WHAT TO WORK ON: The data below must be copied in full and without any change.
################
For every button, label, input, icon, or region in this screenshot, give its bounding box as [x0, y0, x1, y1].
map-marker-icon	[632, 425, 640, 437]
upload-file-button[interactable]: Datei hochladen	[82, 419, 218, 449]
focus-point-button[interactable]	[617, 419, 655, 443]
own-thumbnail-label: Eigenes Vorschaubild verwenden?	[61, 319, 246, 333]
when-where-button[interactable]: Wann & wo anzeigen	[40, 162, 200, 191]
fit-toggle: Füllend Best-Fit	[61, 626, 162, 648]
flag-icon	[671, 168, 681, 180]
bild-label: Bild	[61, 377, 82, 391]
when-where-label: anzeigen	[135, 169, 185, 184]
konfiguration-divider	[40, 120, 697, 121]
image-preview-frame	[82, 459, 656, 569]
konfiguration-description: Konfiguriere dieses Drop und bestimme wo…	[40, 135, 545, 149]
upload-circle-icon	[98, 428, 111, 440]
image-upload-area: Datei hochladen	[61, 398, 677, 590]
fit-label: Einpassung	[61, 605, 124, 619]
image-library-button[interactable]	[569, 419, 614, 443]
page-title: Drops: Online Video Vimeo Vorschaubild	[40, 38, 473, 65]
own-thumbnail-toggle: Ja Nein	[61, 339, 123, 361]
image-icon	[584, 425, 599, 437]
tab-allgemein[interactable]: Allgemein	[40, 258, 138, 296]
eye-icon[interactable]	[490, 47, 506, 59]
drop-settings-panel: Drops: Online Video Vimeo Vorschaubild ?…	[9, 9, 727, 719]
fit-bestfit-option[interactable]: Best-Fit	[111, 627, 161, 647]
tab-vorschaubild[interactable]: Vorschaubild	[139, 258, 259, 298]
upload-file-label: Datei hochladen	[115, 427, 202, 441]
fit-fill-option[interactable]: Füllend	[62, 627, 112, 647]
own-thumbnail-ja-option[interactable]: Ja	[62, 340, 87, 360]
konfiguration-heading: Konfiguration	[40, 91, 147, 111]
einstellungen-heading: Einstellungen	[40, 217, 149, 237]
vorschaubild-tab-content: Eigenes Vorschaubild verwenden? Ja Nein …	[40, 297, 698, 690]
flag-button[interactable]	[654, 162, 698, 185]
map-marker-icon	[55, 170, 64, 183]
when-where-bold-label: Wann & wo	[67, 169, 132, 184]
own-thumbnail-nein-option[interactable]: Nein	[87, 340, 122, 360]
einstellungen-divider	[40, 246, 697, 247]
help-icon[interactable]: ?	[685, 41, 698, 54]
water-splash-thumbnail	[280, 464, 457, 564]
################
REPLY:
For every button, label, input, icon, or region in this screenshot, give its bounding box as [x0, y0, x1, y1].
map-marker-icon	[632, 425, 640, 437]
upload-file-button[interactable]: Datei hochladen	[82, 419, 218, 449]
focus-point-button[interactable]	[617, 419, 655, 443]
own-thumbnail-label: Eigenes Vorschaubild verwenden?	[61, 319, 246, 333]
when-where-button[interactable]: Wann & wo anzeigen	[40, 162, 200, 191]
fit-toggle: Füllend Best-Fit	[61, 626, 162, 648]
flag-icon	[671, 168, 681, 180]
bild-label: Bild	[61, 377, 82, 391]
when-where-label: anzeigen	[135, 169, 185, 184]
konfiguration-divider	[40, 120, 697, 121]
image-preview-frame	[82, 459, 656, 569]
konfiguration-description: Konfiguriere dieses Drop und bestimme wo…	[40, 135, 545, 149]
upload-circle-icon	[98, 428, 111, 440]
image-upload-area: Datei hochladen	[61, 398, 677, 590]
fit-label: Einpassung	[61, 605, 124, 619]
image-library-button[interactable]	[569, 419, 614, 443]
page-title: Drops: Online Video Vimeo Vorschaubild	[40, 38, 473, 65]
own-thumbnail-toggle: Ja Nein	[61, 339, 123, 361]
image-icon	[584, 425, 599, 437]
tab-allgemein[interactable]: Allgemein	[40, 258, 138, 296]
eye-icon[interactable]	[490, 47, 506, 59]
drop-settings-panel: Drops: Online Video Vimeo Vorschaubild ?…	[9, 9, 727, 719]
fit-bestfit-option[interactable]: Best-Fit	[111, 627, 161, 647]
tab-vorschaubild[interactable]: Vorschaubild	[139, 258, 259, 298]
upload-file-label: Datei hochladen	[115, 427, 202, 441]
fit-fill-option[interactable]: Füllend	[62, 627, 112, 647]
own-thumbnail-ja-option[interactable]: Ja	[62, 340, 87, 360]
konfiguration-heading: Konfiguration	[40, 91, 147, 111]
einstellungen-heading: Einstellungen	[40, 217, 149, 237]
vorschaubild-tab-content: Eigenes Vorschaubild verwenden? Ja Nein …	[40, 297, 698, 690]
flag-button[interactable]	[654, 162, 698, 185]
map-marker-icon	[55, 170, 64, 183]
when-where-bold-label: Wann & wo	[67, 169, 132, 184]
own-thumbnail-nein-option[interactable]: Nein	[87, 340, 122, 360]
einstellungen-divider	[40, 246, 697, 247]
help-icon[interactable]: ?	[685, 41, 698, 54]
water-splash-thumbnail	[280, 464, 457, 564]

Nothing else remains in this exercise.